> [Stated problem]
Exactly reproduce the lines from the one holding "OCR this image." through the final line of the listing below, with both ends included and nothing else.

:: Records for the exercise

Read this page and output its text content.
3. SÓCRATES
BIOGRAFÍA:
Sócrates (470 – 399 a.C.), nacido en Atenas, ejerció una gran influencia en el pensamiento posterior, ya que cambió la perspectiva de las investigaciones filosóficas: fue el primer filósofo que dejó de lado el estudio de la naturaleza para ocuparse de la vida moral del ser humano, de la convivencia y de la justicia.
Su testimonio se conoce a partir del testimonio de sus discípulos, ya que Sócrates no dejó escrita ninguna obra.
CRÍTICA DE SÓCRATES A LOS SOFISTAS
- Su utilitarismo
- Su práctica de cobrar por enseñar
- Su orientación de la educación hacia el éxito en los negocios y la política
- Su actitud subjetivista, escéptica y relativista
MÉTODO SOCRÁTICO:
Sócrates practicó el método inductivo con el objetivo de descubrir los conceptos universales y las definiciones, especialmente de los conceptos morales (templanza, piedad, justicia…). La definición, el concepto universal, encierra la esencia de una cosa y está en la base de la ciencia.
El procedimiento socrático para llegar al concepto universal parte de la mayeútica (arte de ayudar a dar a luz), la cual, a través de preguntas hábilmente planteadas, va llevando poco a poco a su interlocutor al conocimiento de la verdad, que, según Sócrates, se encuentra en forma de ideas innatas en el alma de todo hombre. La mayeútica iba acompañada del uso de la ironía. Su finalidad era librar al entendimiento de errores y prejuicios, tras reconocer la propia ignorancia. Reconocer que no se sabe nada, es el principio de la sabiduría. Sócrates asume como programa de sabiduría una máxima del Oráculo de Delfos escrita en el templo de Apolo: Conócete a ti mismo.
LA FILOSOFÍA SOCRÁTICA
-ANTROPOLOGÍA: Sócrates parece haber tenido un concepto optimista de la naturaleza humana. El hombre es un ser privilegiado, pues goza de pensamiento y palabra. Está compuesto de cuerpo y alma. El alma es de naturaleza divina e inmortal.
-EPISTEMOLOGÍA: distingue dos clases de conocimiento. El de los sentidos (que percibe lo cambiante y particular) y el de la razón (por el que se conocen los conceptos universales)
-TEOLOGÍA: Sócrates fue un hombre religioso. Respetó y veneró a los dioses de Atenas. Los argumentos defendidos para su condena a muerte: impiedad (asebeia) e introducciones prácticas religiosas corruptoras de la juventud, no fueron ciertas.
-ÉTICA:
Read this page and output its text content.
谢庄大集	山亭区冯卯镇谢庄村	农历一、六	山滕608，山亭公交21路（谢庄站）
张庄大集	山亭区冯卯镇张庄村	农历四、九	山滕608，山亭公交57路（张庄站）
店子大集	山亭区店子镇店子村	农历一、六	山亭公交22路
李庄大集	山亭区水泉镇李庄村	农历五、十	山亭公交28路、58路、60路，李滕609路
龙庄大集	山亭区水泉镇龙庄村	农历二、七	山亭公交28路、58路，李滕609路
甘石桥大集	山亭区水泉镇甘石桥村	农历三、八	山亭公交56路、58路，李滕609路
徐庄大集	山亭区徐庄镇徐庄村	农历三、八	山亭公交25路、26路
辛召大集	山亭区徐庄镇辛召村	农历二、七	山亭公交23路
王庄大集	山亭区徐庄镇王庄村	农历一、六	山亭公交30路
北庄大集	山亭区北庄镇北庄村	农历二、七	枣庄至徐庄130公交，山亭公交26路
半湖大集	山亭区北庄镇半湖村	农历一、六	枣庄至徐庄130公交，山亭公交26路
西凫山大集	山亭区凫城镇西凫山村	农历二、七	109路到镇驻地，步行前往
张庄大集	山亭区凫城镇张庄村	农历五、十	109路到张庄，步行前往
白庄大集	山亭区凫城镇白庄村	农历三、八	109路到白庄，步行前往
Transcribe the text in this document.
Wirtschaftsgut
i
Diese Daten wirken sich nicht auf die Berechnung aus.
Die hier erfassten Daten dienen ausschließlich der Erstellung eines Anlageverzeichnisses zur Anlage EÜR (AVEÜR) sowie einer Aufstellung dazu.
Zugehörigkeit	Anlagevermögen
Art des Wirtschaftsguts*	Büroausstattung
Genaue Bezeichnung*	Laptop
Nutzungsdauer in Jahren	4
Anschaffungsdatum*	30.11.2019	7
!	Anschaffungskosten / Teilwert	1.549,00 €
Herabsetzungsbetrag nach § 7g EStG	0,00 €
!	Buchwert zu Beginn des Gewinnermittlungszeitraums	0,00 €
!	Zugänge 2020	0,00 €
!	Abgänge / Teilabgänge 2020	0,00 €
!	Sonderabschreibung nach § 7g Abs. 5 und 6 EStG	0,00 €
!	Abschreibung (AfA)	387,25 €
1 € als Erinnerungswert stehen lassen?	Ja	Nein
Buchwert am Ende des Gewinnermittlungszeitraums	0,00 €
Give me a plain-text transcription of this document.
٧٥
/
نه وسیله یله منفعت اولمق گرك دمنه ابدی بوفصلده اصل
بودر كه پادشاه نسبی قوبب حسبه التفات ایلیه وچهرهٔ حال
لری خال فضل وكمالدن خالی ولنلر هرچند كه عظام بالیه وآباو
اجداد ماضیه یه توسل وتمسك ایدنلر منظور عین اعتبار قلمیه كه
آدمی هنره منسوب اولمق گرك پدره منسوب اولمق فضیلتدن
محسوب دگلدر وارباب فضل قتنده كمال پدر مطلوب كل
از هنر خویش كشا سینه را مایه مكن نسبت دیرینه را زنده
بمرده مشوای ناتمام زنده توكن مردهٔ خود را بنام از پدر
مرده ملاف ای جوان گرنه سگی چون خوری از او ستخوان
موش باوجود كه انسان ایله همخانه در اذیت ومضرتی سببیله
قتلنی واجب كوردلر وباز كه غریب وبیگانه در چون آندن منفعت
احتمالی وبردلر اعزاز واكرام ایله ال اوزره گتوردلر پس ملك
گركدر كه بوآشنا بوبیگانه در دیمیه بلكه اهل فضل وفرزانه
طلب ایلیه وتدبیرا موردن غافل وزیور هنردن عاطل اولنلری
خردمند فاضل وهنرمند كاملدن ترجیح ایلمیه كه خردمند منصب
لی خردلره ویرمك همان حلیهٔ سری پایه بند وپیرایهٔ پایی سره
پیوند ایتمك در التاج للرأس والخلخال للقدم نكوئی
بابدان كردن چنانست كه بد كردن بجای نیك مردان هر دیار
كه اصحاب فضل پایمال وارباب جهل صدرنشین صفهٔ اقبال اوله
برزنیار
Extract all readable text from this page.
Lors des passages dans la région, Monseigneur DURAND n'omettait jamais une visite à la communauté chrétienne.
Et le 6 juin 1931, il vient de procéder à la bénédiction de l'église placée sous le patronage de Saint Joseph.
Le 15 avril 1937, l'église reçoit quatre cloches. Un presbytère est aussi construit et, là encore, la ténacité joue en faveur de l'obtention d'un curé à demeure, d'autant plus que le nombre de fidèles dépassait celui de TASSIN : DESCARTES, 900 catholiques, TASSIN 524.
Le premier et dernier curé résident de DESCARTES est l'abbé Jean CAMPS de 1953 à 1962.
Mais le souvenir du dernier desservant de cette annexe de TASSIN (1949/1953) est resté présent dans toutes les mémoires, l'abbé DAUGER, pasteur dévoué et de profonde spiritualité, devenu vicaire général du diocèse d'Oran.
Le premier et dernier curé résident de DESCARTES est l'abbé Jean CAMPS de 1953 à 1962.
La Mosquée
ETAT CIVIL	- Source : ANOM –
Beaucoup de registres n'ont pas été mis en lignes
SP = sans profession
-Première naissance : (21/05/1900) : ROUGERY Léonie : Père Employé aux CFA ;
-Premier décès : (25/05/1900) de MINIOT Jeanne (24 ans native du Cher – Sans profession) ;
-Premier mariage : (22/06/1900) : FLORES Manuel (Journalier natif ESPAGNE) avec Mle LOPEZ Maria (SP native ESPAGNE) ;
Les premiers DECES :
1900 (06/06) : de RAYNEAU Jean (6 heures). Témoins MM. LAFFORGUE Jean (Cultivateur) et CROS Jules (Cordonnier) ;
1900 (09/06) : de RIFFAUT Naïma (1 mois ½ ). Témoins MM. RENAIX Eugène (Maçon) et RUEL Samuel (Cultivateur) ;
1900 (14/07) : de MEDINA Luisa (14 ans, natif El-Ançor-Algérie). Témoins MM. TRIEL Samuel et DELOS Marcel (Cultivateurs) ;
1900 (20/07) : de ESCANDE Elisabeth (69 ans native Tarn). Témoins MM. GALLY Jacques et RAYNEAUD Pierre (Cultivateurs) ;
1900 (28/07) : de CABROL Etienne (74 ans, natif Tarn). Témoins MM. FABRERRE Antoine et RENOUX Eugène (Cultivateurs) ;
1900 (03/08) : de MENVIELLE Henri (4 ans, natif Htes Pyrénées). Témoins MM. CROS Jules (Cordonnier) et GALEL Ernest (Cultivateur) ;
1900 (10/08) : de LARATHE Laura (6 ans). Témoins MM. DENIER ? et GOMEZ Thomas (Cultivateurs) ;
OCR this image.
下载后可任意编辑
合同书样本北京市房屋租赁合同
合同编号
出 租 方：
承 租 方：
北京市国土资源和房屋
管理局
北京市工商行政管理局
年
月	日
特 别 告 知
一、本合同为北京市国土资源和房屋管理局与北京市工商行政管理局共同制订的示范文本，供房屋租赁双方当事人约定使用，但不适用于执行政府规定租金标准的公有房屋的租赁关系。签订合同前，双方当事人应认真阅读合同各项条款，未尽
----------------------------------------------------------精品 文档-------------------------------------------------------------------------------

::::

> [Task answer]
OCR this image.
下载后可任意编辑
合同书样本北京市房屋租赁合同
合同编号
出 租 方：
承 租 方：
北京市国土资源和房屋
管理局
北京市工商行政管理局
年
月	日
特 别 告 知
一、本合同为北京市国土资源和房屋管理局与北京市工商行政管理局共同制订的示范文本，供房屋租赁双方当事人约定使用，但不适用于执行政府规定租金标准的公有房屋的租赁关系。签订合同前，双方当事人应认真阅读合同各项条款，未尽
----------------------------------------------------------精品 文档-------------------------------------------------------------------------------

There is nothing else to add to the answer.